━━━ Working data ━━━
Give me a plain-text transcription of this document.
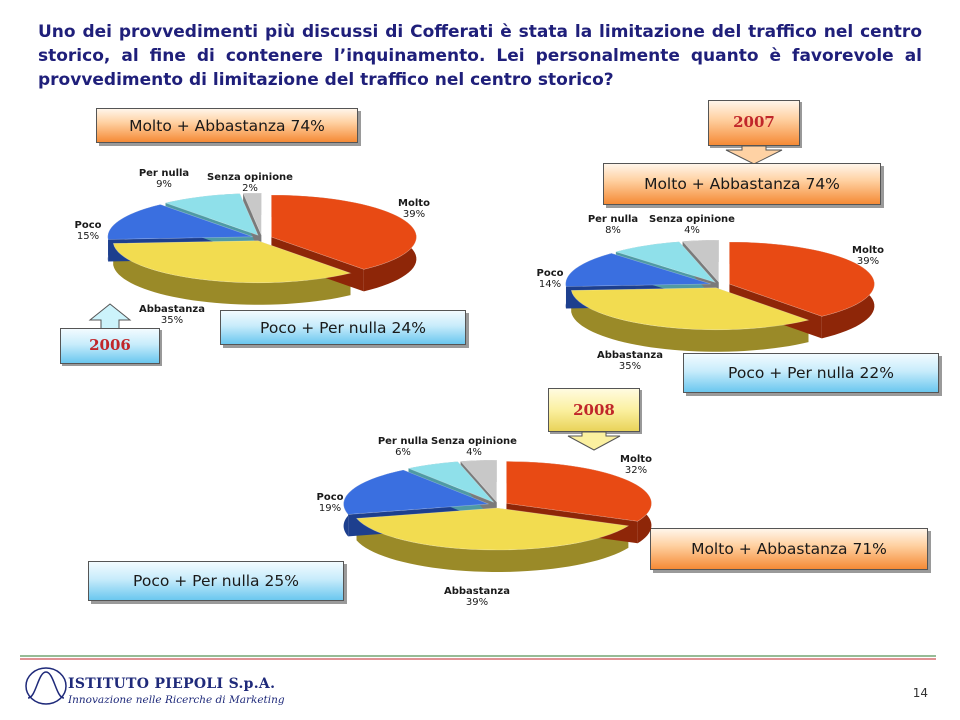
Uno dei provvedimenti più discussi di Cofferati è stata la limitazione del traffico nel centro storico, al fine di contenere l’inquinamento. Lei personalmente quanto è favorevole al provvedimento di limitazione del traffico nel centro storico?
Molto + Abbastanza 74%
Poco + Per nulla 24%
2006
2007
Molto + Abbastanza 74%
Poco + Per nulla 22%
2008
Molto + Abbastanza 71%
Poco + Per nulla 25%
Molto
39%
Abbastanza
35%
Poco
15%
Per nulla
9%
Senza opinione
2%
Molto
39%
Abbastanza
35%
Poco
14%
Per nulla
8%
Senza opinione
4%
Molto
32%
Abbastanza
39%
Poco
19%
Per nulla
6%
Senza opinione
4%
ISTITUTO PIEPOLI S.p.A.
Innovazione nelle Ricerche di Marketing	14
━━━
Short problem: Leave out the pictures and transcribe everything else exactly.

Solution to this exercise:
Give me a plain-text transcription of this document.
Uno dei provvedimenti più discussi di Cofferati è stata la limitazione del traffico nel centro storico, al fine di contenere l’inquinamento. Lei personalmente quanto è favorevole al provvedimento di limitazione del traffico nel centro storico?
Molto + Abbastanza 74%
Poco + Per nulla 24%
2006
2007
Molto + Abbastanza 74%
Poco + Per nulla 22%
2008
Molto + Abbastanza 71%
Poco + Per nulla 25%
Molto
39%
Abbastanza
35%
Poco
15%
Per nulla
9%
Senza opinione
2%
Molto
39%
Abbastanza
35%
Poco
14%
Per nulla
8%
Senza opinione
4%
Molto
32%
Abbastanza
39%
Poco
19%
Per nulla
6%
Senza opinione
4%
ISTITUTO PIEPOLI S.p.A.
Innovazione nelle Ricerche di Marketing	14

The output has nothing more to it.